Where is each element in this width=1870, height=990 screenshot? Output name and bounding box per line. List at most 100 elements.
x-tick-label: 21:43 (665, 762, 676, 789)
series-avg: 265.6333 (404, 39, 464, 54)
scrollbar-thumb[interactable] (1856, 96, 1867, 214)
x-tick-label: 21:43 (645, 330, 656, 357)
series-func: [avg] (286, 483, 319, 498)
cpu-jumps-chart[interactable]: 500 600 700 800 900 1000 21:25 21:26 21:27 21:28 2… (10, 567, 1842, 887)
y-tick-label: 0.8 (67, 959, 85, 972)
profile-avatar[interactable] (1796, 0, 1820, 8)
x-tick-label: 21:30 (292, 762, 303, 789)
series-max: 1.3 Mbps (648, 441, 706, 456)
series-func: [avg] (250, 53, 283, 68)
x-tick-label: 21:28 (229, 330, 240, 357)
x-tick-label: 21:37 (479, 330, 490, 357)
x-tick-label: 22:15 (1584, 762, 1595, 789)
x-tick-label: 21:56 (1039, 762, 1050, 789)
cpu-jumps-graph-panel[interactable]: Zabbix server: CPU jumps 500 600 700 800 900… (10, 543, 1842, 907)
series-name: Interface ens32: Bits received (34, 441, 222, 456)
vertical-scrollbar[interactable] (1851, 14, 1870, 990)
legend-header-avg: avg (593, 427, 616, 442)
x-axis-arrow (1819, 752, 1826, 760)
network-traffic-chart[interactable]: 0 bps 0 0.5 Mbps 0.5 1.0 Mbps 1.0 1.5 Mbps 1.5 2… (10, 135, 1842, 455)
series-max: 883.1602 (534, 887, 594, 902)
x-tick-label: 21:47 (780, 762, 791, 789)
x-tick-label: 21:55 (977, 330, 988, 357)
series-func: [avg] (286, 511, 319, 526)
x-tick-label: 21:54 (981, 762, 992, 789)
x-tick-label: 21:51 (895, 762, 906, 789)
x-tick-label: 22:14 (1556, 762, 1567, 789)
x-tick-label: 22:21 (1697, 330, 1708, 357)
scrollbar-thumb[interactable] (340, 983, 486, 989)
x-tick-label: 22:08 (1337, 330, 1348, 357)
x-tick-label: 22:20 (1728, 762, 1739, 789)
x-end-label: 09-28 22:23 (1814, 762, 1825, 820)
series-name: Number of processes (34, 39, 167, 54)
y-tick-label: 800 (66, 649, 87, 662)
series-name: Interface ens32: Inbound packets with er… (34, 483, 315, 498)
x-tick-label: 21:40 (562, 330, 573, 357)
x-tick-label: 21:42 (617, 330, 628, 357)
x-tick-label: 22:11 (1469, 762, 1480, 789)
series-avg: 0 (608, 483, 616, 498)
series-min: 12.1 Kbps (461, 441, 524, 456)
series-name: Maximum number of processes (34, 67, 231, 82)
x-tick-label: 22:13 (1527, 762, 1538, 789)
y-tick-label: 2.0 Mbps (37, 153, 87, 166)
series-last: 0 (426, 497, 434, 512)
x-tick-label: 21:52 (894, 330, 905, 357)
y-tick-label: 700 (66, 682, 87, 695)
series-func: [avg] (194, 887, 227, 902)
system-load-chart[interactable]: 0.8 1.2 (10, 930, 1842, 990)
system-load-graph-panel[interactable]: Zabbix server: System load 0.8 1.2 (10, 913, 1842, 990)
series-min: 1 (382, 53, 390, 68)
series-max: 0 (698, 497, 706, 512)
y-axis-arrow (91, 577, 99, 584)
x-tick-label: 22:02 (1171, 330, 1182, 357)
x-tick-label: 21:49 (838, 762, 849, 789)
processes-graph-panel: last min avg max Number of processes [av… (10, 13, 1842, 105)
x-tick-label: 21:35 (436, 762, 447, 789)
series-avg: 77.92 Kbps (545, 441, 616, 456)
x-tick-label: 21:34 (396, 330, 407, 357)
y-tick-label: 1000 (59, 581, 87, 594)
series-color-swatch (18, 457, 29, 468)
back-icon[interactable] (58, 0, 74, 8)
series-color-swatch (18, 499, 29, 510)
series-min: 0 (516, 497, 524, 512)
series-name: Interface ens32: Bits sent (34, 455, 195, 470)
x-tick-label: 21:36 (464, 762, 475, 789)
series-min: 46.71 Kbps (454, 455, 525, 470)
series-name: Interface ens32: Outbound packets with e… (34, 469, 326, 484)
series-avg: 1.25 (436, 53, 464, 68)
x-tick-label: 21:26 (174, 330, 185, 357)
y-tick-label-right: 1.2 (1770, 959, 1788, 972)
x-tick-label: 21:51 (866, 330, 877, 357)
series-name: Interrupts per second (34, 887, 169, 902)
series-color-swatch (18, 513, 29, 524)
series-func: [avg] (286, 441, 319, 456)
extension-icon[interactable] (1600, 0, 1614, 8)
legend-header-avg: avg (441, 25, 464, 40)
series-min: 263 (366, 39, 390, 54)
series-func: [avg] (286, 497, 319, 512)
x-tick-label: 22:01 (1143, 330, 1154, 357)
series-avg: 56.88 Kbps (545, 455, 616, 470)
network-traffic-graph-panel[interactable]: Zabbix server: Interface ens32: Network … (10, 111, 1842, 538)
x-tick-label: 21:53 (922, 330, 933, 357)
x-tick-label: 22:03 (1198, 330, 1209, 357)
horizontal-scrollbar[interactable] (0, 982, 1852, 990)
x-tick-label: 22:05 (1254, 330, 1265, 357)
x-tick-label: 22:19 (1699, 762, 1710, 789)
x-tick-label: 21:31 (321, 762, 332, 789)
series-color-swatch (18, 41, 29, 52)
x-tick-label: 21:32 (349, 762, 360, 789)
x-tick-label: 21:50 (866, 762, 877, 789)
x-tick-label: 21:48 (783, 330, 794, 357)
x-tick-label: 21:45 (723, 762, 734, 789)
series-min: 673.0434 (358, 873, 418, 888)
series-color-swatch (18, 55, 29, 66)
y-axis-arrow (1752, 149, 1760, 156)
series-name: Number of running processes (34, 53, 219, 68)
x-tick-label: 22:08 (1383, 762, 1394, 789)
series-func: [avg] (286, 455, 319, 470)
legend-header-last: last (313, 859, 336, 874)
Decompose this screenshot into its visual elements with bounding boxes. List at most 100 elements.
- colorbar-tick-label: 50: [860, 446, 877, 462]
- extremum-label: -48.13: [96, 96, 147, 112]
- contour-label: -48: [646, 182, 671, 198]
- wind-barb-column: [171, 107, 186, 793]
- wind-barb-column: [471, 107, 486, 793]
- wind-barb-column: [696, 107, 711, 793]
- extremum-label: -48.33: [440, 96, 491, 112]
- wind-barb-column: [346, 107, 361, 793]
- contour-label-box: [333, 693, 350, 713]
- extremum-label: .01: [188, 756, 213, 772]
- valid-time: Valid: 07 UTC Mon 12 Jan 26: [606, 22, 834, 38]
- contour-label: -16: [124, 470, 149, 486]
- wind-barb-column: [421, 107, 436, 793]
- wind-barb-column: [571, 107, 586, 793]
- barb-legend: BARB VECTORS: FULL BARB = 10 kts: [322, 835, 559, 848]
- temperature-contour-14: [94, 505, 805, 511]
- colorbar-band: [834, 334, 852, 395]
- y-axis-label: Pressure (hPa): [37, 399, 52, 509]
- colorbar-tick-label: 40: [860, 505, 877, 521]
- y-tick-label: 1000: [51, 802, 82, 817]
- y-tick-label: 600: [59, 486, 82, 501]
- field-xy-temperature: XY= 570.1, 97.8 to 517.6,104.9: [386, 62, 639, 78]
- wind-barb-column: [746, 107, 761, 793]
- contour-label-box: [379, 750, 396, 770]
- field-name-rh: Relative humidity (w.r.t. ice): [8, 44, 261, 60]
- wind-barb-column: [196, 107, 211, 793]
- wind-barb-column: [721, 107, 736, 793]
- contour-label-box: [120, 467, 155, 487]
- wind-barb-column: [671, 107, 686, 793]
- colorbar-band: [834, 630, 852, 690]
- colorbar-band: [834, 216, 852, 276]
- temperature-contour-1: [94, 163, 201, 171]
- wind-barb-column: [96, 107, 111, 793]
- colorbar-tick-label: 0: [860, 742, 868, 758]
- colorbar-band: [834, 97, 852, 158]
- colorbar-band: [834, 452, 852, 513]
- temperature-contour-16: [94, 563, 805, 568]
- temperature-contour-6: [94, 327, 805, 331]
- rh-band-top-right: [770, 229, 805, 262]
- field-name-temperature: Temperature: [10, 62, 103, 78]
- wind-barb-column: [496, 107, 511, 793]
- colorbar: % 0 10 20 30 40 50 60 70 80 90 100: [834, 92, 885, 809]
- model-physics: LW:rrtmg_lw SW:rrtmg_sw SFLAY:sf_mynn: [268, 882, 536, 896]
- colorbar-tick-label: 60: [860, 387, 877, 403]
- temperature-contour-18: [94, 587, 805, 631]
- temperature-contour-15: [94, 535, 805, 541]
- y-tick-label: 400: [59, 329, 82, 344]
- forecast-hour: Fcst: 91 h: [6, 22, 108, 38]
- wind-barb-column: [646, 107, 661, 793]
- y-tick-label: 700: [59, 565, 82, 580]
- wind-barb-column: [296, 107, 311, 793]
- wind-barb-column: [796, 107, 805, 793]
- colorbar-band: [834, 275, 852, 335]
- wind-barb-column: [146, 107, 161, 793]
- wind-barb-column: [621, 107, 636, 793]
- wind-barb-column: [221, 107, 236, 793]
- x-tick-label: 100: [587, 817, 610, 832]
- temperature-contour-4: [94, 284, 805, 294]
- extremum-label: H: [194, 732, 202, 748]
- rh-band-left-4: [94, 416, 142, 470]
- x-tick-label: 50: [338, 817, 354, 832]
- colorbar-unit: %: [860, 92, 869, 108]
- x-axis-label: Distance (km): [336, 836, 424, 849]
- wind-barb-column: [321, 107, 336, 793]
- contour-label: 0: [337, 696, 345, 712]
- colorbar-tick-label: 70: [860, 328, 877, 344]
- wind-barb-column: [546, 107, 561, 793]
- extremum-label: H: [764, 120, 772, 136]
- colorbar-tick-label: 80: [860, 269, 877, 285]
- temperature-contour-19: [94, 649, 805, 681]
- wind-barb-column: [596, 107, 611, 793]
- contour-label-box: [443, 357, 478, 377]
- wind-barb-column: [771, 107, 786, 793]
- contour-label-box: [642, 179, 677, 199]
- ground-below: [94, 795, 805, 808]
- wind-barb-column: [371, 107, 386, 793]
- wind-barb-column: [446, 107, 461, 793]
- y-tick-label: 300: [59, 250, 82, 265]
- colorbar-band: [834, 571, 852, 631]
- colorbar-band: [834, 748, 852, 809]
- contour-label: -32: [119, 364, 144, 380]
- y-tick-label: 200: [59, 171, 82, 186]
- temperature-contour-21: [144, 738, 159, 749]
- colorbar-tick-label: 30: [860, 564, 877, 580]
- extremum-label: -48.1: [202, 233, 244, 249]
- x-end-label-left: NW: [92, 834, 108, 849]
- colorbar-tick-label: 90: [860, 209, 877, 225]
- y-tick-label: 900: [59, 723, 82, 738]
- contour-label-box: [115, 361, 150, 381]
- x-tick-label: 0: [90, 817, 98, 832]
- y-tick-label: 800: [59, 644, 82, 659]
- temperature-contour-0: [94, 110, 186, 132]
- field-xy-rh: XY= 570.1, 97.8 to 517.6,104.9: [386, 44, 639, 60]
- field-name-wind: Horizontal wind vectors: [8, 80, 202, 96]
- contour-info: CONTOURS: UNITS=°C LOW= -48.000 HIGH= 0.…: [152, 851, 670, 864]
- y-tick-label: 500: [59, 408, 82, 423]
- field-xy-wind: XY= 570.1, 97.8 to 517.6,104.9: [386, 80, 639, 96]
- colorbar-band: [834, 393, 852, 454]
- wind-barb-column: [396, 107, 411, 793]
------
• [Directive] Change "bounding box" to "box" in the records from their first line up to and including the line with "scrollbar-thumb[interactable] (1856, 96, 1867, 214)", keeping everything else the same. Give only those lines.

• [Solution below]
Where is each element in this width=1870, height=990 screenshot? Output name and box per line. List at most 100 elements.
x-tick-label: 21:43 (665, 762, 676, 789)
series-avg: 265.6333 (404, 39, 464, 54)
scrollbar-thumb[interactable] (1856, 96, 1867, 214)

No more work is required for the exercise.